>>>

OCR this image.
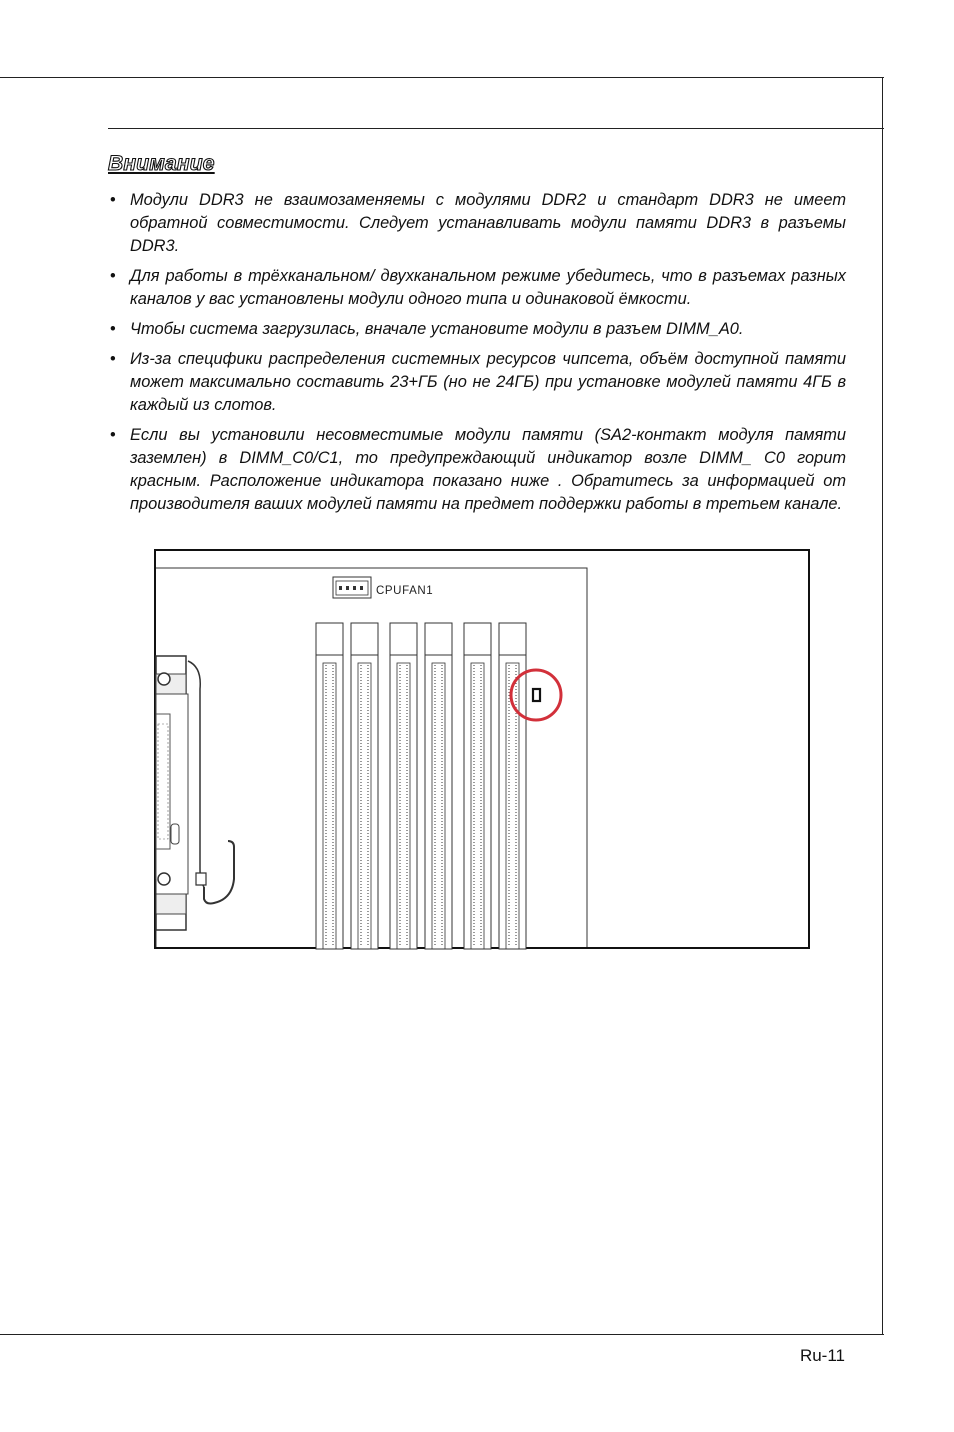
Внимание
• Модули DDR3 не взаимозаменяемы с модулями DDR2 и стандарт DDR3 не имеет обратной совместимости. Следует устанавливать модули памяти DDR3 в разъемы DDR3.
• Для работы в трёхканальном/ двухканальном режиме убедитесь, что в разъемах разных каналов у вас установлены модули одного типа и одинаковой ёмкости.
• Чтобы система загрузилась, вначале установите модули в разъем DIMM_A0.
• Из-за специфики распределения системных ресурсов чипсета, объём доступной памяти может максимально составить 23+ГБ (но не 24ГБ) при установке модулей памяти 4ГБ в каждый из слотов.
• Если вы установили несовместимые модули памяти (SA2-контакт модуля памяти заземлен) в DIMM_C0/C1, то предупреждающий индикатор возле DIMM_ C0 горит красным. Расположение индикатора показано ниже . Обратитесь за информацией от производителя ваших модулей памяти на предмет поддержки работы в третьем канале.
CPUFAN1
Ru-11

<<<

__Task to complete__: Write out all the entries exactly, except for the pictures.

__Solution for this problem__:
OCR this image.
Внимание
• Модули DDR3 не взаимозаменяемы с модулями DDR2 и стандарт DDR3 не имеет обратной совместимости. Следует устанавливать модули памяти DDR3 в разъемы DDR3.
• Для работы в трёхканальном/ двухканальном режиме убедитесь, что в разъемах разных каналов у вас установлены модули одного типа и одинаковой ёмкости.
• Чтобы система загрузилась, вначале установите модули в разъем DIMM_A0.
• Из-за специфики распределения системных ресурсов чипсета, объём доступной памяти может максимально составить 23+ГБ (но не 24ГБ) при установке модулей памяти 4ГБ в каждый из слотов.
• Если вы установили несовместимые модули памяти (SA2-контакт модуля памяти заземлен) в DIMM_C0/C1, то предупреждающий индикатор возле DIMM_ C0 горит красным. Расположение индикатора показано ниже . Обратитесь за информацией от производителя ваших модулей памяти на предмет поддержки работы в третьем канале.
CPUFAN1
Ru-11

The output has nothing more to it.